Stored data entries
## start
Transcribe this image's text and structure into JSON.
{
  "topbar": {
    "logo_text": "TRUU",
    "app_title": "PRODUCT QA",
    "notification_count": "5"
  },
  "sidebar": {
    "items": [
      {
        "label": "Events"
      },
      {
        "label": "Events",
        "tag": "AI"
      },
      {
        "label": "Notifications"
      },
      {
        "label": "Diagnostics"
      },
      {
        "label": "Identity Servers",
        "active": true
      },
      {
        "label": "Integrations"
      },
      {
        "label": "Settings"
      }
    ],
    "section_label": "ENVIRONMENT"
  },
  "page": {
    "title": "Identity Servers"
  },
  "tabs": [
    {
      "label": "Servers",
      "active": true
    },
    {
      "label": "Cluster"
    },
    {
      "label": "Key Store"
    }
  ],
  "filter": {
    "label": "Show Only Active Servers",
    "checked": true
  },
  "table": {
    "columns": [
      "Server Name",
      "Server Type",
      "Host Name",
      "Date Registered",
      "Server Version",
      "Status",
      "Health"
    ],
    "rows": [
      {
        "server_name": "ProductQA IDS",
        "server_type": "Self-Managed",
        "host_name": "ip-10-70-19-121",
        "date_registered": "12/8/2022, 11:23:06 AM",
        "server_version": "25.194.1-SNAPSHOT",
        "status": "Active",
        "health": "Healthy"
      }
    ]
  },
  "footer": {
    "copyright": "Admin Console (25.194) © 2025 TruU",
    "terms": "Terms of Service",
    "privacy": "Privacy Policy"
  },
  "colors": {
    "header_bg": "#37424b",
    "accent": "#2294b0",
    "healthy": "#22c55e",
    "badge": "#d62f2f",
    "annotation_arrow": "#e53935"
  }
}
## end
In full and verbatim, repeat the records given above.

Transcribe this image's text and structure into JSON.
{
  "topbar": {
    "logo_text": "TRUU",
    "app_title": "PRODUCT QA",
    "notification_count": "5"
  },
  "sidebar": {
    "items": [
      {
        "label": "Events"
      },
      {
        "label": "Events",
        "tag": "AI"
      },
      {
        "label": "Notifications"
      },
      {
        "label": "Diagnostics"
      },
      {
        "label": "Identity Servers",
        "active": true
      },
      {
        "label": "Integrations"
      },
      {
        "label": "Settings"
      }
    ],
    "section_label": "ENVIRONMENT"
  },
  "page": {
    "title": "Identity Servers"
  },
  "tabs": [
    {
      "label": "Servers",
      "active": true
    },
    {
      "label": "Cluster"
    },
    {
      "label": "Key Store"
    }
  ],
  "filter": {
    "label": "Show Only Active Servers",
    "checked": true
  },
  "table": {
    "columns": [
      "Server Name",
      "Server Type",
      "Host Name",
      "Date Registered",
      "Server Version",
      "Status",
      "Health"
    ],
    "rows": [
      {
        "server_name": "ProductQA IDS",
        "server_type": "Self-Managed",
        "host_name": "ip-10-70-19-121",
        "date_registered": "12/8/2022, 11:23:06 AM",
        "server_version": "25.194.1-SNAPSHOT",
        "status": "Active",
        "health": "Healthy"
      }
    ]
  },
  "footer": {
    "copyright": "Admin Console (25.194) © 2025 TruU",
    "terms": "Terms of Service",
    "privacy": "Privacy Policy"
  },
  "colors": {
    "header_bg": "#37424b",
    "accent": "#2294b0",
    "healthy": "#22c55e",
    "badge": "#d62f2f",
    "annotation_arrow": "#e53935"
  }
}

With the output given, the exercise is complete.